━━ Records shown

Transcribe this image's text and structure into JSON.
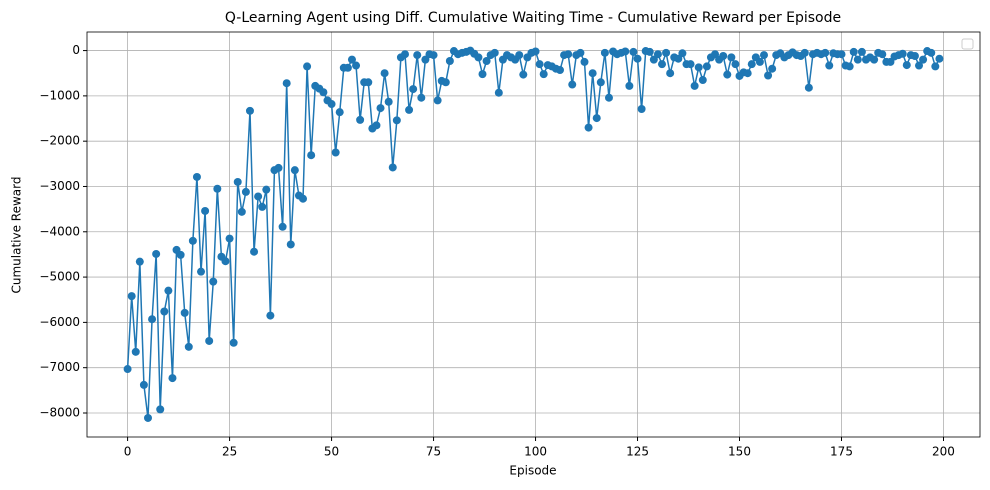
{
  "chart_data": {
    "type": "line",
    "title": "Q-Learning Agent using Diff. Cumulative Waiting Time - Cumulative Reward per Episode",
    "x_label": "Episode",
    "y_label": "Cumulative Reward",
    "x": [
      0,
      1,
      2,
      3,
      4,
      5,
      6,
      7,
      8,
      9,
      10,
      11,
      12,
      13,
      14,
      15,
      16,
      17,
      18,
      19,
      20,
      21,
      22,
      23,
      24,
      25,
      26,
      27,
      28,
      29,
      30,
      31,
      32,
      33,
      34,
      35,
      36,
      37,
      38,
      39,
      40,
      41,
      42,
      43,
      44,
      45,
      46,
      47,
      48,
      49,
      50,
      51,
      52,
      53,
      54,
      55,
      56,
      57,
      58,
      59,
      60,
      61,
      62,
      63,
      64,
      65,
      66,
      67,
      68,
      69,
      70,
      71,
      72,
      73,
      74,
      75,
      76,
      77,
      78,
      79,
      80,
      81,
      82,
      83,
      84,
      85,
      86,
      87,
      88,
      89,
      90,
      91,
      92,
      93,
      94,
      95,
      96,
      97,
      98,
      99,
      100,
      101,
      102,
      103,
      104,
      105,
      106,
      107,
      108,
      109,
      110,
      111,
      112,
      113,
      114,
      115,
      116,
      117,
      118,
      119,
      120,
      121,
      122,
      123,
      124,
      125,
      126,
      127,
      128,
      129,
      130,
      131,
      132,
      133,
      134,
      135,
      136,
      137,
      138,
      139,
      140,
      141,
      142,
      143,
      144,
      145,
      146,
      147,
      148,
      149,
      150,
      151,
      152,
      153,
      154,
      155,
      156,
      157,
      158,
      159,
      160,
      161,
      162,
      163,
      164,
      165,
      166,
      167,
      168,
      169,
      170,
      171,
      172,
      173,
      174,
      175,
      176,
      177,
      178,
      179,
      180,
      181,
      182,
      183,
      184,
      185,
      186,
      187,
      188,
      189,
      190,
      191,
      192,
      193,
      194,
      195,
      196,
      197,
      198,
      199
    ],
    "series": [
      {
        "color": "#1f77b4",
        "values": [
          -7030,
          -5420,
          -6650,
          -4660,
          -7380,
          -8110,
          -5930,
          -4490,
          -7920,
          -5760,
          -5300,
          -7230,
          -4400,
          -4510,
          -5790,
          -6540,
          -4200,
          -2790,
          -4880,
          -3540,
          -6410,
          -5100,
          -3050,
          -4550,
          -4650,
          -4150,
          -6450,
          -2900,
          -3560,
          -3120,
          -1330,
          -4440,
          -3220,
          -3450,
          -3070,
          -5850,
          -2640,
          -2590,
          -3890,
          -720,
          -4280,
          -2640,
          -3200,
          -3270,
          -350,
          -2310,
          -780,
          -840,
          -920,
          -1100,
          -1180,
          -2250,
          -1360,
          -380,
          -380,
          -200,
          -330,
          -1530,
          -700,
          -700,
          -1720,
          -1650,
          -1270,
          -500,
          -1130,
          -2580,
          -1540,
          -150,
          -80,
          -1310,
          -850,
          -100,
          -1040,
          -200,
          -80,
          -100,
          -1100,
          -670,
          -700,
          -230,
          -10,
          -80,
          -50,
          -30,
          0,
          -70,
          -150,
          -520,
          -230,
          -100,
          -50,
          -930,
          -200,
          -100,
          -150,
          -200,
          -100,
          -530,
          -150,
          -50,
          -20,
          -300,
          -520,
          -320,
          -350,
          -400,
          -430,
          -100,
          -80,
          -750,
          -100,
          -50,
          -250,
          -1700,
          -500,
          -1490,
          -700,
          -50,
          -1040,
          -20,
          -80,
          -50,
          -20,
          -780,
          -30,
          -180,
          -1290,
          -10,
          -30,
          -200,
          -80,
          -300,
          -50,
          -500,
          -150,
          -180,
          -60,
          -300,
          -300,
          -780,
          -370,
          -650,
          -350,
          -150,
          -80,
          -200,
          -120,
          -530,
          -150,
          -300,
          -560,
          -480,
          -500,
          -300,
          -150,
          -250,
          -100,
          -550,
          -400,
          -100,
          -60,
          -150,
          -100,
          -40,
          -100,
          -120,
          -50,
          -820,
          -80,
          -50,
          -80,
          -50,
          -330,
          -60,
          -80,
          -80,
          -330,
          -350,
          -30,
          -200,
          -30,
          -200,
          -150,
          -200,
          -50,
          -80,
          -250,
          -250,
          -130,
          -100,
          -70,
          -320,
          -100,
          -120,
          -330,
          -200,
          -10,
          -50,
          -350,
          -180
        ]
      }
    ],
    "xlim": [
      -9.95,
      208.95
    ],
    "ylim": [
      -8530,
      410
    ],
    "xticks": [
      0,
      25,
      50,
      75,
      100,
      125,
      150,
      175,
      200
    ],
    "yticks": [
      {
        "value": -8000,
        "label": "−8000"
      },
      {
        "value": -7000,
        "label": "−7000"
      },
      {
        "value": -6000,
        "label": "−6000"
      },
      {
        "value": -5000,
        "label": "−5000"
      },
      {
        "value": -4000,
        "label": "−4000"
      },
      {
        "value": -3000,
        "label": "−3000"
      },
      {
        "value": -2000,
        "label": "−2000"
      },
      {
        "value": -1000,
        "label": "−1000"
      },
      0
    ],
    "grid": true
  }
}
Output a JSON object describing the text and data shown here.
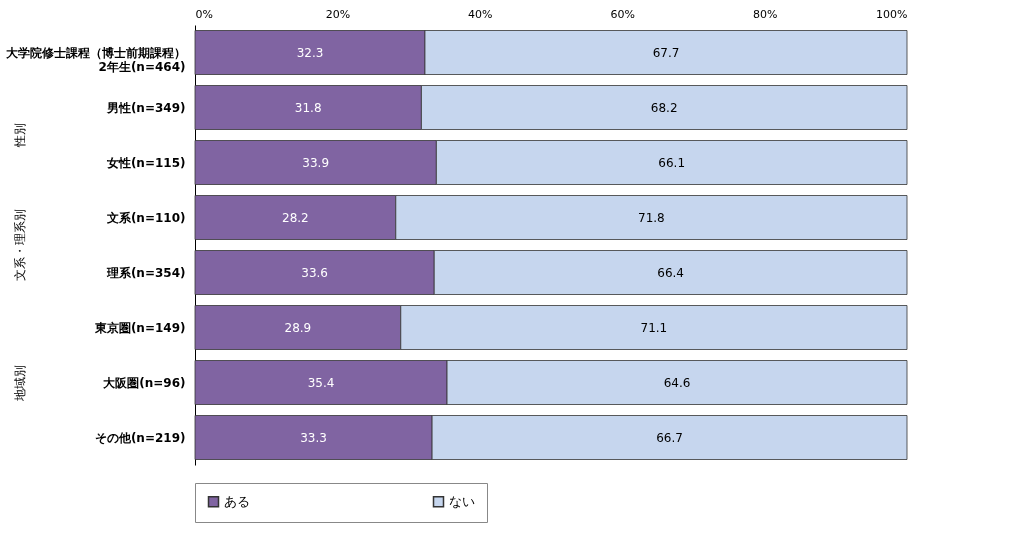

━━━━

* _Set task_
Using the records given above, list every line that includes the word "JSON".

* _Finished answer_
Transcribe this image's text and structure into JSON.
Output a JSON object describing the text and data shown here.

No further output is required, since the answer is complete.